**** Records supplied ****

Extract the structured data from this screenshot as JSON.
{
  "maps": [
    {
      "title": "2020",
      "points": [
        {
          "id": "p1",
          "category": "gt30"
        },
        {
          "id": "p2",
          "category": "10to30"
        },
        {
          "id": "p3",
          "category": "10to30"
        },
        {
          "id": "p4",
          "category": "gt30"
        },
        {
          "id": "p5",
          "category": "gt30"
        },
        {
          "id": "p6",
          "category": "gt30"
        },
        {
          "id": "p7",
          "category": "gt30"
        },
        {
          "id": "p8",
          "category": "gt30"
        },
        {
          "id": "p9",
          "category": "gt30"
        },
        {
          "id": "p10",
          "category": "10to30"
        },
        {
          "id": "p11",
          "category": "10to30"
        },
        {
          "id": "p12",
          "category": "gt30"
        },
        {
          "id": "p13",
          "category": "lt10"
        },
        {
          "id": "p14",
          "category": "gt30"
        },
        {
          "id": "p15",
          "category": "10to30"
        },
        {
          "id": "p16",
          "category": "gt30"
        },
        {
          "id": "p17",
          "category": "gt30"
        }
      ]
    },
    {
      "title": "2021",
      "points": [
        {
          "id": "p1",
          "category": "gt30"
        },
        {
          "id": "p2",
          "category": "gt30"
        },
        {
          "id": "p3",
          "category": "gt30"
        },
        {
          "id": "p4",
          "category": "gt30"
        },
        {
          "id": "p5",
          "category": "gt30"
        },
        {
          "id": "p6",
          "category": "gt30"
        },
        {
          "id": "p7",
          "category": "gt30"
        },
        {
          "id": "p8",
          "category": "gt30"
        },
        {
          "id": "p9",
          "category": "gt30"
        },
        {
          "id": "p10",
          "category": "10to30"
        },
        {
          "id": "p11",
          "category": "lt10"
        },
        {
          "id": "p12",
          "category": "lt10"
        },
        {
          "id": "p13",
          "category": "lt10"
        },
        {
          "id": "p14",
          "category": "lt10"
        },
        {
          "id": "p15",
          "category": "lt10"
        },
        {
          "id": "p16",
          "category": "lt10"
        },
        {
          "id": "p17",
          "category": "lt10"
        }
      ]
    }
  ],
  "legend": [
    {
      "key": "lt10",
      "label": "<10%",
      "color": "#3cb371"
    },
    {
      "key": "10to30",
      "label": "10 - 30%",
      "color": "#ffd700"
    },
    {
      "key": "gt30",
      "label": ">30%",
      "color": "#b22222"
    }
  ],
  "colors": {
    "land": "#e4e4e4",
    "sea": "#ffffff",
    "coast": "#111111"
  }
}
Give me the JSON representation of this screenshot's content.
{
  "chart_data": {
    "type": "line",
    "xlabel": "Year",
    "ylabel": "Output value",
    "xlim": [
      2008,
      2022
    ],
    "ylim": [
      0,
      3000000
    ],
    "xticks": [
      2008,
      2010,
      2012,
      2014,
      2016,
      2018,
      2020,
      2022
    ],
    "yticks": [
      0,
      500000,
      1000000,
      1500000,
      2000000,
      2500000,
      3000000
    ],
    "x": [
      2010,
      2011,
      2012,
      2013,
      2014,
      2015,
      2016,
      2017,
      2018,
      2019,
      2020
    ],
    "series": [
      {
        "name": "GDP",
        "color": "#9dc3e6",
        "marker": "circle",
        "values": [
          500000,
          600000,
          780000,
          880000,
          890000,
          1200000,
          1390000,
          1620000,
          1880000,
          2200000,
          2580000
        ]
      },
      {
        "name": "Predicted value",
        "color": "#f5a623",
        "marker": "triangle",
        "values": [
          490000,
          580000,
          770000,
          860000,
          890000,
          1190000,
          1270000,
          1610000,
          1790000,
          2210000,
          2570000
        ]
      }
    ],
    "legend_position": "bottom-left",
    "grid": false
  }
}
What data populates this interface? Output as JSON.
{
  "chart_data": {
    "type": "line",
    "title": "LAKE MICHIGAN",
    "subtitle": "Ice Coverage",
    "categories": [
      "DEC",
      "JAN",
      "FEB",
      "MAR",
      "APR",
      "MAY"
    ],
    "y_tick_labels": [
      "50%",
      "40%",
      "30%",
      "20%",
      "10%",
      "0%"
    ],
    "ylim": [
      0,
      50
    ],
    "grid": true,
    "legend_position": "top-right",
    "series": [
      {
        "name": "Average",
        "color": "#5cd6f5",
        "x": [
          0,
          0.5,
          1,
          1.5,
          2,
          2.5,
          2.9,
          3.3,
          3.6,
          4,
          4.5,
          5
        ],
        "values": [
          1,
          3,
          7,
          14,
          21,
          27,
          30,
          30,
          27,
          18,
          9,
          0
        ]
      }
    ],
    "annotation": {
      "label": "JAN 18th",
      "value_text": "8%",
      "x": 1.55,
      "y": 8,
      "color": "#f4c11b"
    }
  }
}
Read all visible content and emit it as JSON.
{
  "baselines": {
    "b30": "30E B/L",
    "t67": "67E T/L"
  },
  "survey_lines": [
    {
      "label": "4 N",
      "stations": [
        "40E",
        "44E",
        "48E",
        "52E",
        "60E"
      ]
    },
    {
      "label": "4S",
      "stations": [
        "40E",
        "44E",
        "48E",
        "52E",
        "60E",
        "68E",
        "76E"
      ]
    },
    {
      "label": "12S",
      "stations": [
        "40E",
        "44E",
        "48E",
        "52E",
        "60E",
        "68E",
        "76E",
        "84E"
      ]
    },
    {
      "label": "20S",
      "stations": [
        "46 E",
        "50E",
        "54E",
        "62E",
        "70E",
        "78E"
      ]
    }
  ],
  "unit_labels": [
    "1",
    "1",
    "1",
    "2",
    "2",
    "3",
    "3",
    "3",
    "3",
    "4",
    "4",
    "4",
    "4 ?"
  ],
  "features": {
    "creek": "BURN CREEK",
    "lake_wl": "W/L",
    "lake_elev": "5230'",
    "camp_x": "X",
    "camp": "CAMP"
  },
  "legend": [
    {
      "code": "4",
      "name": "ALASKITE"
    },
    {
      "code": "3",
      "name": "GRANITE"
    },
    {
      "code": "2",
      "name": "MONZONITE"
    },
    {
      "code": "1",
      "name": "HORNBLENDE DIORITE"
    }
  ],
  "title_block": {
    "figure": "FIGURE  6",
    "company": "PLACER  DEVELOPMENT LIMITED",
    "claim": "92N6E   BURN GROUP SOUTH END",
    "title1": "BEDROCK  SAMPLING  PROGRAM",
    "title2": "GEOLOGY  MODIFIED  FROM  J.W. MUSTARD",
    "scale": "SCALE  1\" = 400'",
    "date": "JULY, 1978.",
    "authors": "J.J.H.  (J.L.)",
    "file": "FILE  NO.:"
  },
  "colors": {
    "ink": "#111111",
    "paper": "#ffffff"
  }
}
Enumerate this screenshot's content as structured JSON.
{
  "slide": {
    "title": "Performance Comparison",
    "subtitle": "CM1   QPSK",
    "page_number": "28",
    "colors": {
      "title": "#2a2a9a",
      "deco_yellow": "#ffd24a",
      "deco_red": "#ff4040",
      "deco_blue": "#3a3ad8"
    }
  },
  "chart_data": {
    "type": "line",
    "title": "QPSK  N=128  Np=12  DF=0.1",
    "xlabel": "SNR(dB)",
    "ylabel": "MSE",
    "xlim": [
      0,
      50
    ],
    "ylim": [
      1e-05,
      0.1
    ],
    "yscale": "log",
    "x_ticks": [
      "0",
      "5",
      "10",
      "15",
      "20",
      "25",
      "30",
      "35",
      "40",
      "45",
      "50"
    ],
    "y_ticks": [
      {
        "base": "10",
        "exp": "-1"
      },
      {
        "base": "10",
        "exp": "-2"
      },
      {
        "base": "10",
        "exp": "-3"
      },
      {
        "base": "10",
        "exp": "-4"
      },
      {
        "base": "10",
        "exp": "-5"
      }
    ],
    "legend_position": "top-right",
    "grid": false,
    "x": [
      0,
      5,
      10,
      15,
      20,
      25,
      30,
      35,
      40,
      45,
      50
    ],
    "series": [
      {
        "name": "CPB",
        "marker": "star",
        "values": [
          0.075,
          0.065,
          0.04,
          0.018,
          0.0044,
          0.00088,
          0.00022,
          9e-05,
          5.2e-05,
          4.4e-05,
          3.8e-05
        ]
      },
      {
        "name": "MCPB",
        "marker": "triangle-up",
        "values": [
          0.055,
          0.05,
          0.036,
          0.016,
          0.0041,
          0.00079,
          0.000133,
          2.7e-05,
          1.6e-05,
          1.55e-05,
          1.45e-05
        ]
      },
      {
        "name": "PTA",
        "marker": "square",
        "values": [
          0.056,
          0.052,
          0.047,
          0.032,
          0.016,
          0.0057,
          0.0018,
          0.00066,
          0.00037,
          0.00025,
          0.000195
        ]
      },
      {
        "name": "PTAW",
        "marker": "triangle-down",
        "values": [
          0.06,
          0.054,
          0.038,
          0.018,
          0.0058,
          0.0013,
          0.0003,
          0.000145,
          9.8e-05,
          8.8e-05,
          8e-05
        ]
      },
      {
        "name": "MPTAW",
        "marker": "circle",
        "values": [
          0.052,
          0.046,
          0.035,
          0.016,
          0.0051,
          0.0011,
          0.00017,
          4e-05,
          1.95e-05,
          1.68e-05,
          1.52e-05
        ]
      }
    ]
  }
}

****

Required task ->
Extract every line containing the string "Output" from the material.

Correct answer ->
    "ylabel": "Output value",
What data populates this interface? Output as JSON.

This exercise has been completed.